Saved entries

===

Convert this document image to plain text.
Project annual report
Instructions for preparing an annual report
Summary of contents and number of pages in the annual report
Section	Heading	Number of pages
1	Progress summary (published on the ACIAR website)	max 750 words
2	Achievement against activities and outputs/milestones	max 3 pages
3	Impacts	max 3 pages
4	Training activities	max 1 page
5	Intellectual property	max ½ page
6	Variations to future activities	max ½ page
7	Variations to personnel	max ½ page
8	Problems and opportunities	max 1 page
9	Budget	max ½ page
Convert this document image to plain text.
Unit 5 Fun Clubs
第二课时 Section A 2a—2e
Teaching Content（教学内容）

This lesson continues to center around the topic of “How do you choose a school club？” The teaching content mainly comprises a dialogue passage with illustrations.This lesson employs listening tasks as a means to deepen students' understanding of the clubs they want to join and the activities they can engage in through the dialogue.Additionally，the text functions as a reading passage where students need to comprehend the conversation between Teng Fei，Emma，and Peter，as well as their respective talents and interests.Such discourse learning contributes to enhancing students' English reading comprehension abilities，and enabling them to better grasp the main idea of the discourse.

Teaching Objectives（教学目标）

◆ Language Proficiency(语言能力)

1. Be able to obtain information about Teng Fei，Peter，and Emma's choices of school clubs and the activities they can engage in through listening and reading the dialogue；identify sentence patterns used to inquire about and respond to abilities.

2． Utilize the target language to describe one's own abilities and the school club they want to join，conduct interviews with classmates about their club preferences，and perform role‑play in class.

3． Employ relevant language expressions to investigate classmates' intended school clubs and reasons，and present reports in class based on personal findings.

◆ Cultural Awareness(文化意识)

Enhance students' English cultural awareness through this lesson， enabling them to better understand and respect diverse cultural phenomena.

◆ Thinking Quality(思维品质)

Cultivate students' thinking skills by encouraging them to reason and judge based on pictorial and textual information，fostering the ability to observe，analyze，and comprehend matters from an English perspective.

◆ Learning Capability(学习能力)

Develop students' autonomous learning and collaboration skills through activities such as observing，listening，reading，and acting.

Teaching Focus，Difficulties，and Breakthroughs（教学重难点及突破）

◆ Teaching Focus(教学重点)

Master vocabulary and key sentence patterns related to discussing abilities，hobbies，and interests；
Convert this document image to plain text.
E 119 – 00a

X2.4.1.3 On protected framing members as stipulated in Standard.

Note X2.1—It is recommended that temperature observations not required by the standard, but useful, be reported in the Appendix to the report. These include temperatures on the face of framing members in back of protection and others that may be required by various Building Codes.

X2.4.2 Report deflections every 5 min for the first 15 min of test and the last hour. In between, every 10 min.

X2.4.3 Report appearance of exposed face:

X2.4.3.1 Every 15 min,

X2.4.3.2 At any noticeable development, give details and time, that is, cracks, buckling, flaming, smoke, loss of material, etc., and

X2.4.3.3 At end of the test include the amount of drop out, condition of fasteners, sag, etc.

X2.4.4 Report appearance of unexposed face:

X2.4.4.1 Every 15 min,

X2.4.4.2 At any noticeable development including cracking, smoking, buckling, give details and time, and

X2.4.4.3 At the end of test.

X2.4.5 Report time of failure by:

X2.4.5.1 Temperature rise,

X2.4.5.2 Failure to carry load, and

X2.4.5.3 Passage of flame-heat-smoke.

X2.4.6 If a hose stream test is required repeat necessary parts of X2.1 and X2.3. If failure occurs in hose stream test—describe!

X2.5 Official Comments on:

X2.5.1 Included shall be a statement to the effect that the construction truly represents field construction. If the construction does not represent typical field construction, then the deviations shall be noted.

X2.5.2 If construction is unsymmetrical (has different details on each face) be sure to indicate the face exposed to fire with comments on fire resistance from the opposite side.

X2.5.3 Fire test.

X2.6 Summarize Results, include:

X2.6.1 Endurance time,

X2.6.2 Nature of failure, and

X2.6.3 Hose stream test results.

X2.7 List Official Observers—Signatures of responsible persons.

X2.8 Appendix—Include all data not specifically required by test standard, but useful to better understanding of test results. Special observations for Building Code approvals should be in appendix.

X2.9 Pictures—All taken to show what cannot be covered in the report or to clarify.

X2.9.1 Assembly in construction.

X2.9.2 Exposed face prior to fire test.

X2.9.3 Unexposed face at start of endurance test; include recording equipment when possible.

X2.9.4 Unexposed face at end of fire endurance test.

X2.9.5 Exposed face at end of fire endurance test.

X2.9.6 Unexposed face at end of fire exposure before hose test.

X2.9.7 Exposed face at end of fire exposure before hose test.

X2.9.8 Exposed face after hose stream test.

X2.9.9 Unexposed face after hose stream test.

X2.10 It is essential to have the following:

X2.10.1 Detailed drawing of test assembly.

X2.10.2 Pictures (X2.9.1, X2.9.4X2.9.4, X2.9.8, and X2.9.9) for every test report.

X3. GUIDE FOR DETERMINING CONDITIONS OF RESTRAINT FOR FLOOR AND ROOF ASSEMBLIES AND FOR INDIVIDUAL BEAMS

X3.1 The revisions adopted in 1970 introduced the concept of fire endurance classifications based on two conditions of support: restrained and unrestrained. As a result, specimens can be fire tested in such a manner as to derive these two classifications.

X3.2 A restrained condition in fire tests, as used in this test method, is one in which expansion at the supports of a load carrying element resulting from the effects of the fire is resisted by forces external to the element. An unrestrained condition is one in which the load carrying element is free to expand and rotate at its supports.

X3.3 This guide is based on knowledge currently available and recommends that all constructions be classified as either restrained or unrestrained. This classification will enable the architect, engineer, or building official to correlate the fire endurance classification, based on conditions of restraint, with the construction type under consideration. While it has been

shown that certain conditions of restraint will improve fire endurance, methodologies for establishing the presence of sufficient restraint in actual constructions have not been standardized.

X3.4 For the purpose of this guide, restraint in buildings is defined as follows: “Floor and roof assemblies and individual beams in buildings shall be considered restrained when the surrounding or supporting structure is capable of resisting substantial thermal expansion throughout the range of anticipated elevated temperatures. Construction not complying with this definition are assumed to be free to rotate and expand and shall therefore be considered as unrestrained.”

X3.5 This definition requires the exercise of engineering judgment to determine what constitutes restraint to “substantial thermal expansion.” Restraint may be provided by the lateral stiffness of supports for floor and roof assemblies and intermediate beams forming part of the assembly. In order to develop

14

===

Direction> Copy whichever lines in the listing above contain the word "patterns".

Answer to this task>
1. Be able to obtain information about Teng Fei，Peter，and Emma's choices of school clubs and the activities they can engage in through listening and reading the dialogue；identify sentence patterns used to inquire about and respond to abilities.
Master vocabulary and key sentence patterns related to discussing abilities，hobbies，and interests；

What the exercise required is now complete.